→ **PROBLEM TO SOLVE**:
Extract every line of the material that holds the string "РАБОЧАЯ".

→ **STORED ROWS**:
---+---
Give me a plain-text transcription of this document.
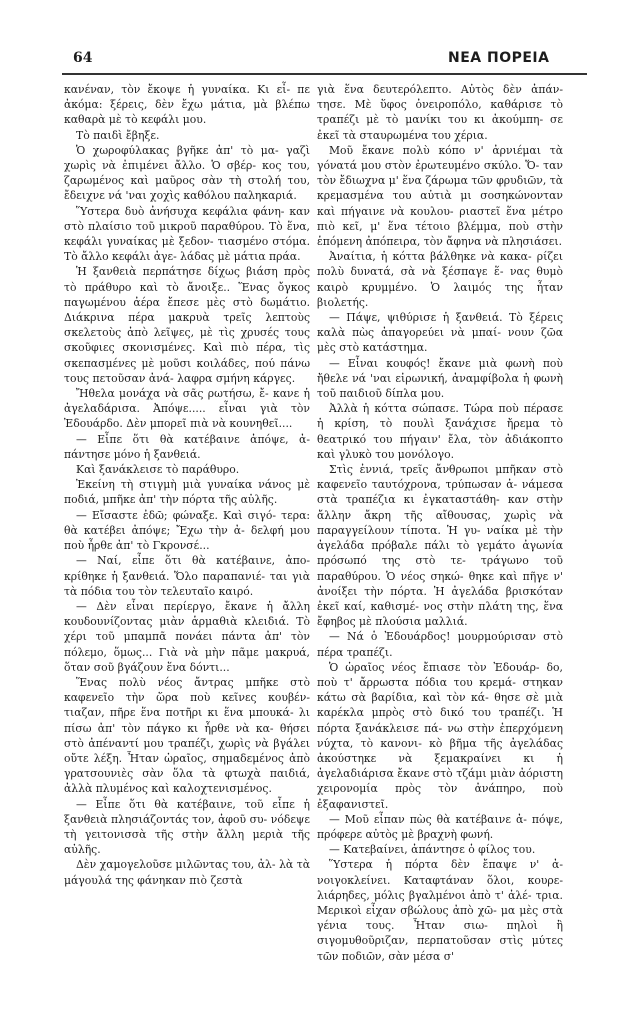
64	ΝΕΑ ΠΟΡΕΙΑ

κανέναν, τὸν ἔκοψε ἡ γυναίκα. Κι εἶ- πε ἀκόμα: ξέρεις, δὲν ἔχω μάτια, μὰ βλέπω καθαρὰ μὲ τὸ κεφάλι μου.

Τὸ παιδὶ ἔβηξε.

Ὁ χωροφύλακας βγῆκε ἀπ' τὸ μα- γαζὶ χωρὶς νὰ ἐπιμένει ἄλλο. Ὁ σβέρ- κος του, ζαρωμένος καὶ μαῦρος σὰν τὴ στολή του, ἔδειχνε νά 'ναι χοχὶς καθόλου παληκαριά.

Ὕστερα δυὸ ἀνήσυχα κεφάλια φάνη- καν στὸ πλαίσιο τοῦ μικροῦ παραθύρου. Τὸ ἕνα, κεφάλι γυναίκας μὲ ξεδον- τιασμένο στόμα. Τὸ ἄλλο κεφάλι ἀγε- λάδας μὲ μάτια πράα.

Ἡ ξανθειὰ περπάτησε δίχως βιάση πρὸς τὸ πράθυρο καὶ τὸ ἄνοιξε.. Ἕνας ὄγκος παγωμένου ἀέρα ἔπεσε μὲς στὸ δωμάτιο. Διάκρινα πέρα μακρυὰ τρεῖς λεπτοὺς σκελετοὺς ἀπὸ λεῖψες, μὲ τὶς χρυσές τους σκοῦφιες σκονισμένες. Καὶ πιὸ πέρα, τὶς σκεπασμένες μὲ μοῦσι κοιλάδες, πού πάνω τους πετοῦσαν ἀνά- λαφρα σμήνη κάργες.

Ἤθελα μονάχα νὰ σᾶς ρωτήσω, ἔ- κανε ἡ ἀγελαδάρισα. Ἀπόψε..... εἶναι γιὰ τὸν Ἐδουάρδο. Δὲν μπορεῖ πιὰ νὰ κουνηθεῖ....

— Εἶπε ὅτι θὰ κατέβαινε ἀπόψε, ἀ- πάντησε μόνο ἡ ξανθειά.

Καὶ ξανάκλεισε τὸ παράθυρο.

Ἐκείνη τὴ στιγμὴ μιὰ γυναίκα νάνος μὲ ποδιά, μπῆκε ἀπ' τὴν πόρτα τῆς αὐλῆς.

— Εἴσαστε ἐδῶ; φώναξε. Καὶ σιγό- τερα: θὰ κατέβει ἀπόψε; Ἔχω τὴν ἀ- δελφή μου ποὺ ἦρθε ἀπ' τὸ Γκρονσέ...

— Ναί, εἶπε ὅτι θὰ κατέβαινε, ἀπο- κρίθηκε ἡ ξανθειά. Ὅλο παραπανιέ- ται γιὰ τὰ πόδια του τὸν τελευταῖο καιρό.

— Δὲν εἶναι περίεργο, ἔκανε ἡ ἄλλη κουδουνίζοντας μιὰν ἁρμαθιὰ κλειδιά. Τὸ χέρι τοῦ μπαμπᾶ πονάει πάντα ἀπ' τὸν πόλεμο, ὅμως... Γιὰ νὰ μὴν πᾶμε μακρυά, ὅταν σοῦ βγάζουν ἕνα δόντι...

Ἕνας πολὺ νέος ἄντρας μπῆκε στὸ καφενεῖο τὴν ὥρα ποὺ κεῖνες κουβέν- τιαζαν, πῆρε ἕνα ποτῆρι κι ἕνα μπουκά- λι πίσω ἀπ' τὸν πάγκο κι ἦρθε νὰ κα- θήσει στὸ ἀπέναντί μου τραπέζι, χωρὶς νὰ βγάλει οὔτε λέξη. Ἦταν ὡραῖος, σημαδεμένος ἀπὸ γρατσουνιὲς σὰν ὅλα τὰ φτωχὰ παιδιά, ἀλλὰ πλυμένος καὶ καλοχτενισμένος.

— Εἶπε ὅτι θὰ κατέβαινε, τοῦ εἶπε ἡ ξανθειὰ πλησιάζοντάς τον, ἀφοῦ συ- νόδεψε τὴ γειτονισσὰ τῆς στὴν ἄλλη μεριὰ τῆς αὐλῆς.

Δὲν χαμογελοῦσε μιλῶντας του, ἀλ- λὰ τὰ μάγουλά της φάνηκαν πιὸ ζεστὰ

γιὰ ἕνα δευτερόλεπτο. Αὐτὸς δὲν ἀπάν- τησε. Μὲ ὕφος ὀνειροπόλο, καθάρισε τὸ τραπέζι μὲ τὸ μανίκι του κι ἀκούμπη- σε ἐκεῖ τὰ σταυρωμένα του χέρια.

Μοῦ ἔκανε πολὺ κόπο ν' ἀρνιέμαι τὰ γόνατά μου στὸν ἐρωτευμένο σκύλο. Ὅ- ταν τὸν ἔδιωχνα μ' ἕνα ζάρωμα τῶν φρυδιῶν, τὰ κρεμασμένα του αὐτιὰ μι σοσηκώνονταν καὶ πήγαινε νὰ κουλου- ριαστεῖ ἕνα μέτρο πιὸ κεῖ, μ' ἕνα τέτοιο βλέμμα, ποὺ στὴν ἑπόμενη ἀπόπειρα, τὸν ἄφηνα νὰ πλησιάσει.

Ἀναίτια, ἡ κόττα βάλθηκε νὰ κακα- ρίζει πολὺ δυνατά, σὰ νὰ ξέσπαγε ἕ- νας θυμὸ καιρὸ κρυμμένο. Ὁ λαιμός της ἦταν βιολετής.

— Πάψε, ψιθύρισε ἡ ξανθειά. Τὸ ξέρεις καλὰ πὼς ἀπαγορεύει νὰ μπαί- νουν ζῶα μὲς στὸ κατάστημα.

— Εἶναι κουφός! ἔκανε μιὰ φωνὴ ποὺ ἤθελε νά 'ναι εἰρωνική, ἀναμφίβολα ἡ φωνὴ τοῦ παιδιοῦ δίπλα μου.

Ἀλλὰ ἡ κόττα σώπασε. Τώρα ποὺ πέρασε ἡ κρίση, τὸ πουλὶ ξανάχισε ἤρεμα τὸ θεατρικό του πήγαιν' ἔλα, τὸν ἀδιάκοπτο καὶ γλυκὸ του μονόλογο.

Στὶς ἐννιά, τρεῖς ἄνθρωποι μπῆκαν στὸ καφενεῖο ταυτόχρονα, τρύπωσαν ἀ- νάμεσα στὰ τραπέζια κι ἐγκαταστάθη- καν στὴν ἄλλην ἄκρη τῆς αἴθουσας, χωρὶς νὰ παραγγείλουν τίποτα. Ἡ γυ- ναίκα μὲ τὴν ἀγελάδα πρόβαλε πάλι τὸ γεμάτο ἀγωνία πρόσωπό της στὸ τε- τράγωνο τοῦ παραθύρου. Ὁ νέος σηκώ- θηκε καὶ πῆγε ν' ἀνοίξει τὴν πόρτα. Ἡ ἀγελάδα βρισκόταν ἐκεῖ καί, καθισμέ- νος στὴν πλάτη της, ἕνα ἔφηβος μὲ πλούσια μαλλιά.

— Νά ὁ Ἐδουάρδος! μουρμούρισαν στὸ πέρα τραπέζι.

Ὁ ὡραῖος νέος ἔπιασε τὸν Ἐδουάρ- δο, ποὺ τ' ἄρρωστα πόδια του κρεμά- στηκαν κάτω σὰ βαρίδια, καὶ τὸν κά- θησε σὲ μιὰ καρέκλα μπρὸς στὸ δικό του τραπέζι. Ἡ πόρτα ξανάκλεισε πά- νω στὴν ἐπερχόμενη νύχτα, τὸ κανονι- κὸ βῆμα τῆς ἀγελάδας ἀκούστηκε νὰ ξεμακραίνει κι ἡ ἀγελαδιάρισα ἔκανε στὸ τζάμι μιὰν ἀόριστη χειρονομία πρὸς τὸν ἀνάπηρο, ποὺ ἐξαφανιστεῖ.

— Μοῦ εἶπαν πὼς θὰ κατέβαινε ἀ- πόψε, πρόφερε αὐτὸς μὲ βραχνὴ φωνή.

— Κατεβαίνει, ἀπάντησε ὁ φίλος του.

Ὕστερα ἡ πόρτα δὲν ἔπαψε ν' ἀ- νοιγοκλείνει. Καταφτάναν ὅλοι, κουρε- λιάρηδες, μόλις βγαλμένοι ἀπὸ τ' ἀλέ- τρια. Μερικοὶ εἶχαν σβώλους ἀπὸ χῶ- μα μὲς στὰ γένια τους. Ἦταν σιω- πηλοὶ ἢ σιγομυθοῦριζαν, περπατοῦσαν στὶς μύτες τῶν ποδιῶν, σὰν μέσα σ'
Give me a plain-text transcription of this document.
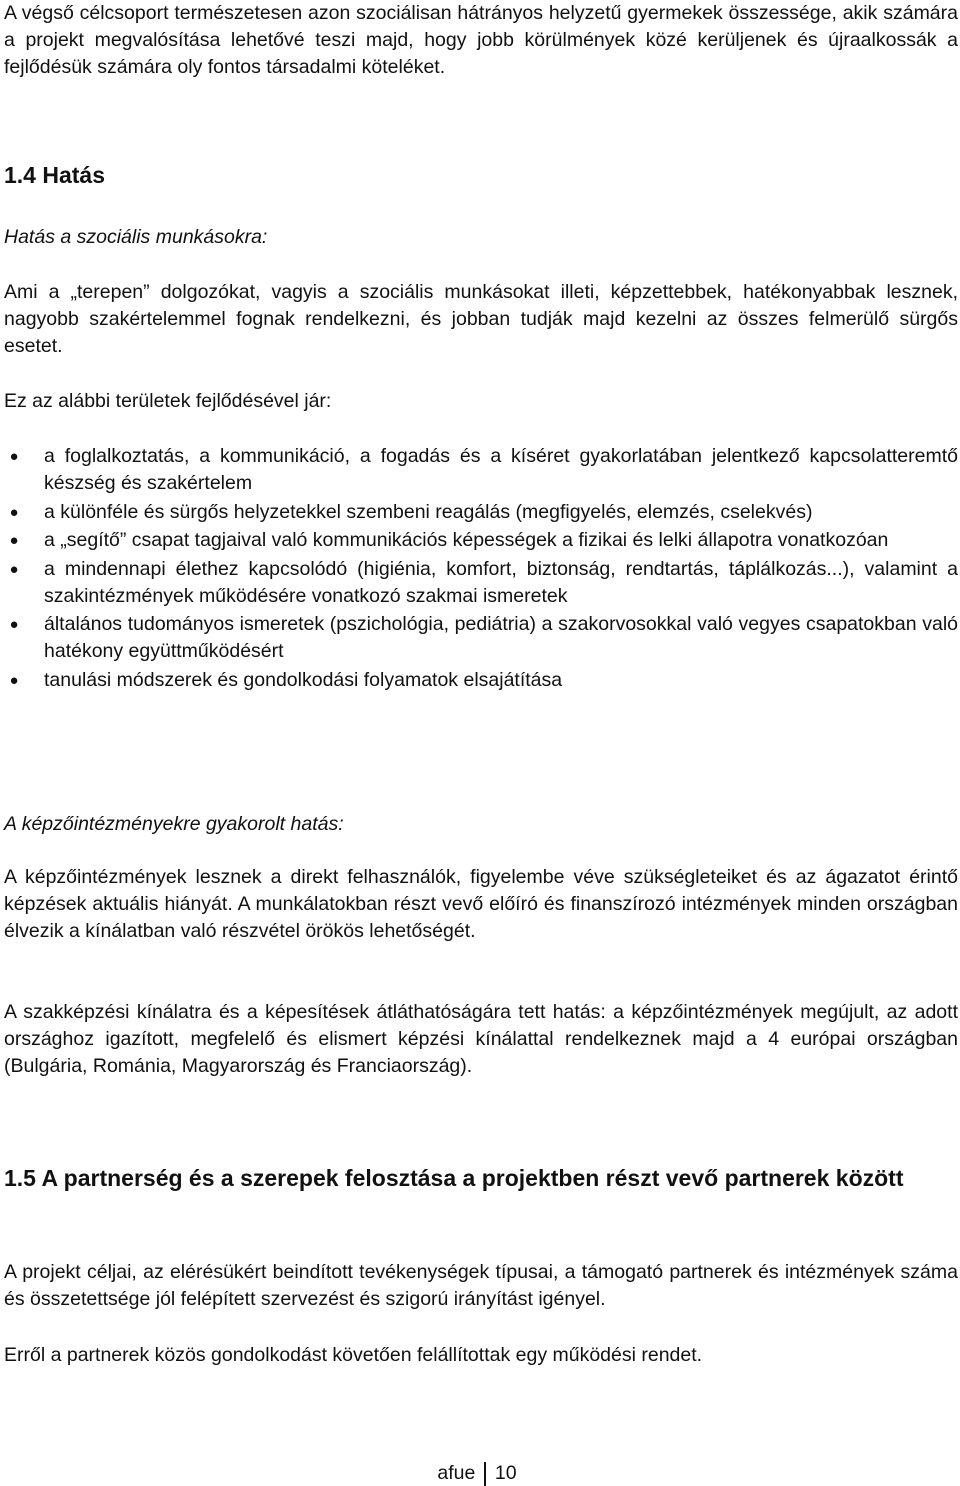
A végső célcsoport természetesen azon szociálisan hátrányos helyzetű gyermekek összessége, akik számára a projekt megvalósítása lehetővé teszi majd, hogy jobb körülmények közé kerüljenek és újraalkossák a fejlődésük számára oly fontos társadalmi köteléket.

1.4 Hatás

Hatás a szociális munkásokra:

Ami a „terepen” dolgozókat, vagyis a szociális munkásokat illeti, képzettebbek, hatékonyabbak lesznek, nagyobb szakértelemmel fognak rendelkezni, és jobban tudják majd kezelni az összes felmerülő sürgős esetet.

Ez az alábbi területek fejlődésével jár:

● a foglalkoztatás, a kommunikáció, a fogadás és a kíséret gyakorlatában jelentkező kapcsolatteremtő készség és szakértelem
● a különféle és sürgős helyzetekkel szembeni reagálás (megfigyelés, elemzés, cselekvés)
● a „segítő” csapat tagjaival való kommunikációs képességek a fizikai és lelki állapotra vonatkozóan
● a mindennapi élethez kapcsolódó (higiénia, komfort, biztonság, rendtartás, táplálkozás...), valamint a szakintézmények működésére vonatkozó szakmai ismeretek
● általános tudományos ismeretek (pszichológia, pediátria) a szakorvosokkal való vegyes csapatokban való hatékony együttműködésért
● tanulási módszerek és gondolkodási folyamatok elsajátítása

A képzőintézményekre gyakorolt hatás:

A képzőintézmények lesznek a direkt felhasználók, figyelembe véve szükségleteiket és az ágazatot érintő képzések aktuális hiányát. A munkálatokban részt vevő előíró és finanszírozó intézmények minden országban élvezik a kínálatban való részvétel örökös lehetőségét.

A szakképzési kínálatra és a képesítések átláthatóságára tett hatás: a képzőintézmények megújult, az adott országhoz igazított, megfelelő és elismert képzési kínálattal rendelkeznek majd a 4 európai országban (Bulgária, Románia, Magyarország és Franciaország).

1.5 A partnerség és a szerepek felosztása a projektben részt vevő partnerek között

A projekt céljai, az elérésükért beindított tevékenységek típusai, a támogató partnerek és intézmények száma és összetettsége jól felépített szervezést és szigorú irányítást igényel.

Erről a partnerek közös gondolkodást követően felállítottak egy működési rendet.

afue 10
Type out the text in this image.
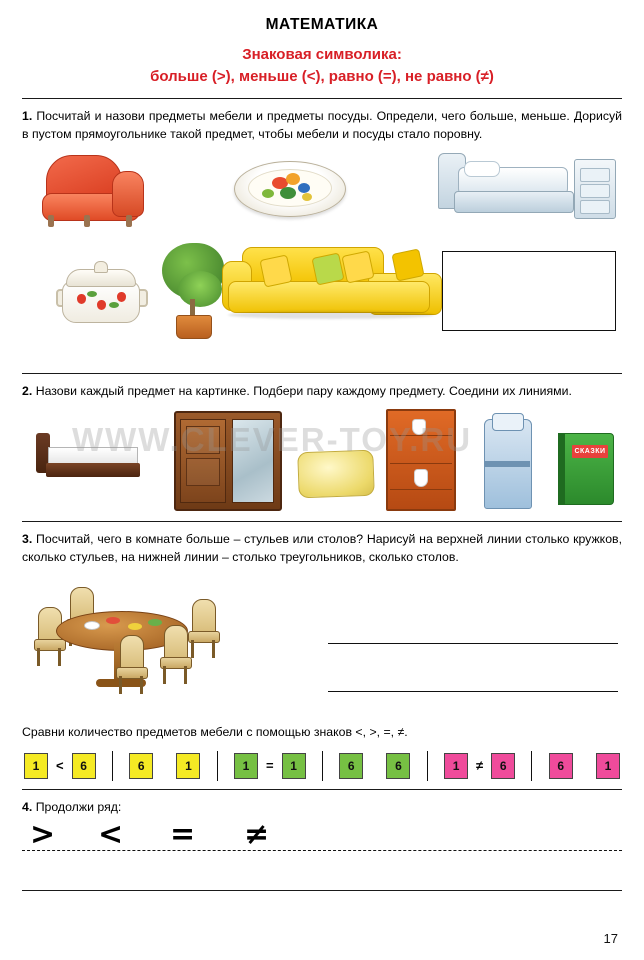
МАТЕМАТИКА
Знаковая символика:
больше (>), меньше (<), равно (=), не равно (≠)
1. Посчитай и назови предметы мебели и предметы посуды. Определи, чего больше, меньше. Дорисуй в пустом прямоугольнике такой предмет, чтобы мебели и посуды стало поровну.
2. Назови каждый предмет на картинке. Подбери пару каждому предмету. Соедини их линиями.
WWW.CLEVER-TOY.RU	СКАЗКИ
3. Посчитай, чего в комнате больше – стульев или столов? Нарисуй на верхней линии столько кружков, сколько стульев, на нижней линии – столько треугольников, сколько столов.
Сравни количество предметов мебели с помощью знаков <, >, =, ≠.
1	<	6	6
	1	1	=	1	6
	6	1	≠	6	6
	1
4. Продолжи ряд:
> < = ≠
17
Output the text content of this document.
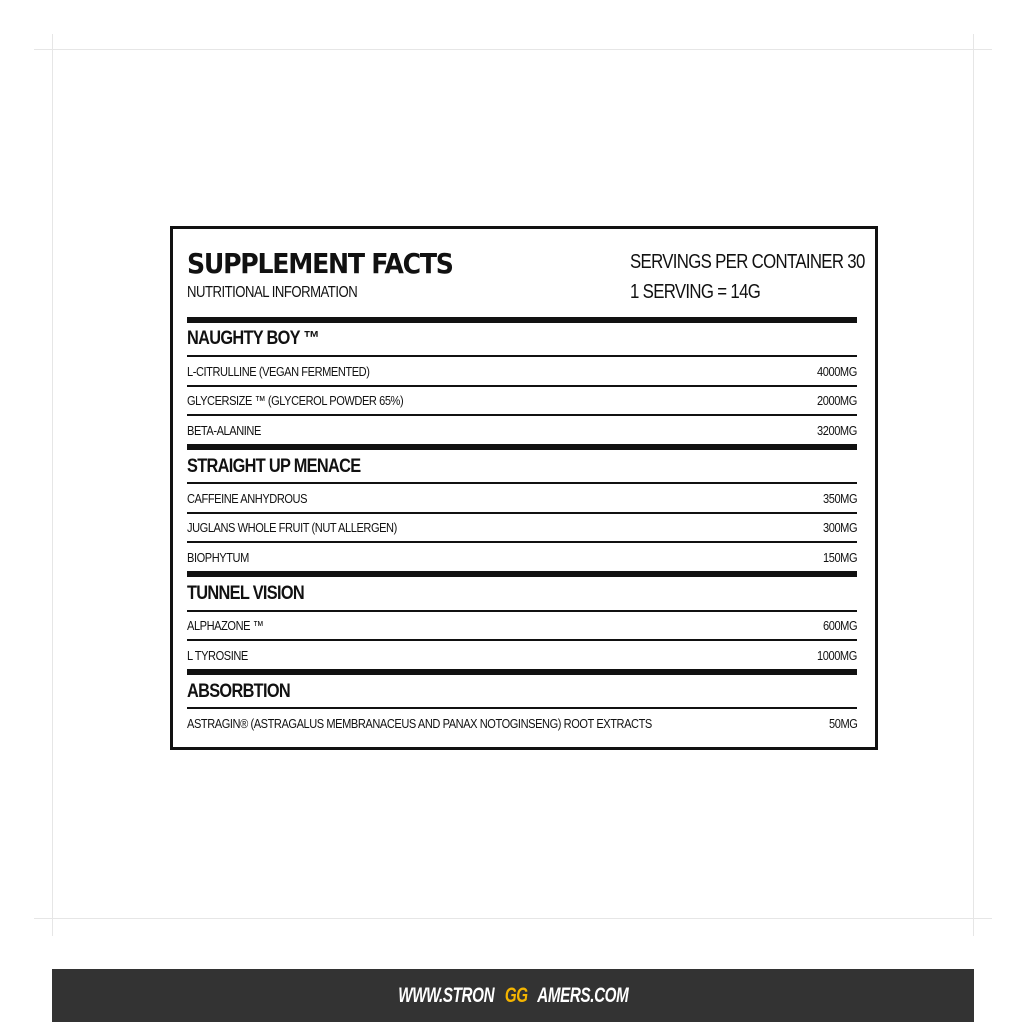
SUPPLEMENT FACTS
NUTRITIONAL INFORMATION
SERVINGS PER CONTAINER 30
1 SERVING = 14G
NAUGHTY BOY ™
L-CITRULLINE (VEGAN FERMENTED)	4000MG
GLYCERSIZE ™ (GLYCEROL POWDER 65%)	2000MG
BETA-ALANINE	3200MG
STRAIGHT UP MENACE
CAFFEINE ANHYDROUS	350MG
JUGLANS WHOLE FRUIT (NUT ALLERGEN)	300MG
BIOPHYTUM	150MG
TUNNEL VISION
ALPHAZONE ™	600MG
L TYROSINE	1000MG
ABSORBTION
ASTRAGIN® (ASTRAGALUS MEMBRANACEUS AND PANAX NOTOGINSENG) ROOT EXTRACTS	50MG
WWW.STRON GG AMERS.COM
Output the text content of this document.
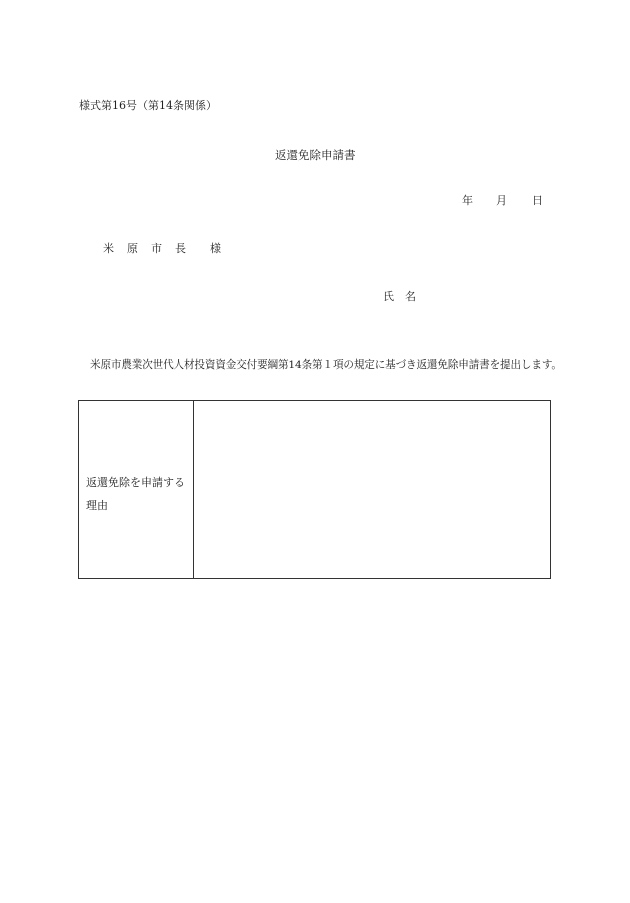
様式第16号（第14条関係）
返還免除申請書
年 月 日
米 原 市 長 様
氏　名
米原市農業次世代人材投資資金交付要綱第14条第１項の規定に基づき返還免除申請書を提出します。
返還免除を申請する
理由
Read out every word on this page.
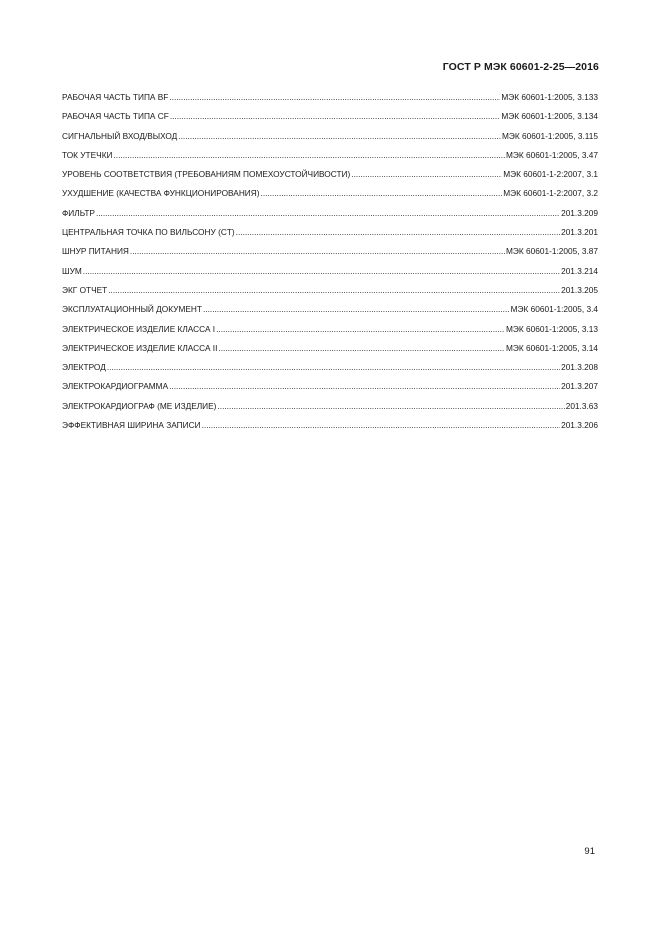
ГОСТ Р МЭК 60601-2-25—2016
РАБОЧАЯ ЧАСТЬ ТИПА BF .....	МЭК 60601-1:2005, 3.133
РАБОЧАЯ ЧАСТЬ ТИПА CF .....	МЭК 60601-1:2005, 3.134
СИГНАЛЬНЫЙ ВХОД/ВЫХОД .....	МЭК 60601-1:2005, 3.115
ТОК УТЕЧКИ .....	МЭК 60601-1:2005, 3.47
УРОВЕНЬ СООТВЕТСТВИЯ (ТРЕБОВАНИЯМ ПОМЕХОУСТОЙЧИВОСТИ) .....	МЭК 60601-1-2:2007, 3.1
УХУДШЕНИЕ (КАЧЕСТВА ФУНКЦИОНИРОВАНИЯ) .....	МЭК 60601-1-2:2007, 3.2
ФИЛЬТР .....	201.3.209
ЦЕНТРАЛЬНАЯ ТОЧКА ПО ВИЛЬСОНУ (CT) .....	201.3.201
ШНУР ПИТАНИЯ .....	МЭК 60601-1:2005, 3.87
ШУМ .....	201.3.214
ЭКГ ОТЧЕТ .....	201.3.205
ЭКСПЛУАТАЦИОННЫЙ ДОКУМЕНТ .....	МЭК 60601-1:2005, 3.4
ЭЛЕКТРИЧЕСКОЕ ИЗДЕЛИЕ КЛАССА I .....	МЭК 60601-1:2005, 3.13
ЭЛЕКТРИЧЕСКОЕ ИЗДЕЛИЕ КЛАССА II .....	МЭК 60601-1:2005, 3.14
ЭЛЕКТРОД .....	201.3.208
ЭЛЕКТРОКАРДИОГРАММА .....	201.3.207
ЭЛЕКТРОКАРДИОГРАФ (МЕ ИЗДЕЛИЕ) .....	201.3.63
ЭФФЕКТИВНАЯ ШИРИНА ЗАПИСИ .....	201.3.206
91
---+---
→ **ANSWER TO THE EXERCISE**:
РАБОЧАЯ ЧАСТЬ ТИПА BF .....	МЭК 60601-1:2005, 3.133
РАБОЧАЯ ЧАСТЬ ТИПА CF .....	МЭК 60601-1:2005, 3.134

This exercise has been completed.